▸ **DIRECTIONS**: Your answer should be a single number: the count of lines that include "muhim".

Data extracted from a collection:
──────

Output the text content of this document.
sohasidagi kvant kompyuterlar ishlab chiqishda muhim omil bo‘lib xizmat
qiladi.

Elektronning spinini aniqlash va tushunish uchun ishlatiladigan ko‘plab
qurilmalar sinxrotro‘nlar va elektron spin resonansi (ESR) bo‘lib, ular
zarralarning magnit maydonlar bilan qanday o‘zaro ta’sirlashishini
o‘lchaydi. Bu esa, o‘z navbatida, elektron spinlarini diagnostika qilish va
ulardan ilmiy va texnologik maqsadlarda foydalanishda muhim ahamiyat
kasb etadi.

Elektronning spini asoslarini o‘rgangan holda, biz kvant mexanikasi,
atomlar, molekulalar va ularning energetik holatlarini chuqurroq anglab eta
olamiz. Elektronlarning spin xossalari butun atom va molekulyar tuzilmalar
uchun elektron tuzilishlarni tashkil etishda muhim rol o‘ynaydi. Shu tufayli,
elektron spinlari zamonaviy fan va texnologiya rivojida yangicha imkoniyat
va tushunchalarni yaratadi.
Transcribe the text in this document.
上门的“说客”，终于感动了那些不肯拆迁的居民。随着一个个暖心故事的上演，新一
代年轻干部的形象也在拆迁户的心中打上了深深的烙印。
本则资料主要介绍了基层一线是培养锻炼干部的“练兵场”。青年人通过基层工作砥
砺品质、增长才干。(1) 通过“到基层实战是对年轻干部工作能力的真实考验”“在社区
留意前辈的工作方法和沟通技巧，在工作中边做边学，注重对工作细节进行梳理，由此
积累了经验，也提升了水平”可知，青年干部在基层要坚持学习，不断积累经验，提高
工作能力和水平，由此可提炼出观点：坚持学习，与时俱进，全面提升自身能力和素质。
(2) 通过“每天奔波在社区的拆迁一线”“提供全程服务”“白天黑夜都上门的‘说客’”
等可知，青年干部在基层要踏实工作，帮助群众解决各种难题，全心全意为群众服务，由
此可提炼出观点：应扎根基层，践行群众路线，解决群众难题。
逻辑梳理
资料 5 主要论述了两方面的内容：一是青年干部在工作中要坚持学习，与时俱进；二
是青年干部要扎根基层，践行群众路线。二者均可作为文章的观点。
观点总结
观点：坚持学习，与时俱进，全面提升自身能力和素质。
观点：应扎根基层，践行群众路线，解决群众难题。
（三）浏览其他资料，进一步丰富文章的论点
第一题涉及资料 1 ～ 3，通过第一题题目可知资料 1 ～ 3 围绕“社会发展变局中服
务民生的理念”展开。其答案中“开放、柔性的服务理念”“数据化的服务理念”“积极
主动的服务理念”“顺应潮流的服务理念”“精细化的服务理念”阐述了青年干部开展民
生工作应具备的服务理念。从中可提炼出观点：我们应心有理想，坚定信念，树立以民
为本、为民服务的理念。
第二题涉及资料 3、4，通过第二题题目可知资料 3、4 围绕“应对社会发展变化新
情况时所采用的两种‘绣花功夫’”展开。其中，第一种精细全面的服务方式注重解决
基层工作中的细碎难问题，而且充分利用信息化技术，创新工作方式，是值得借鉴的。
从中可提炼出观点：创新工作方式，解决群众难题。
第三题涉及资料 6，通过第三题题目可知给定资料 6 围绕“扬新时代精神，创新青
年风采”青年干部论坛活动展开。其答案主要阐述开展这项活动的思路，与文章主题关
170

──────

▸ **SOLUTION TO THIS TASK**: 3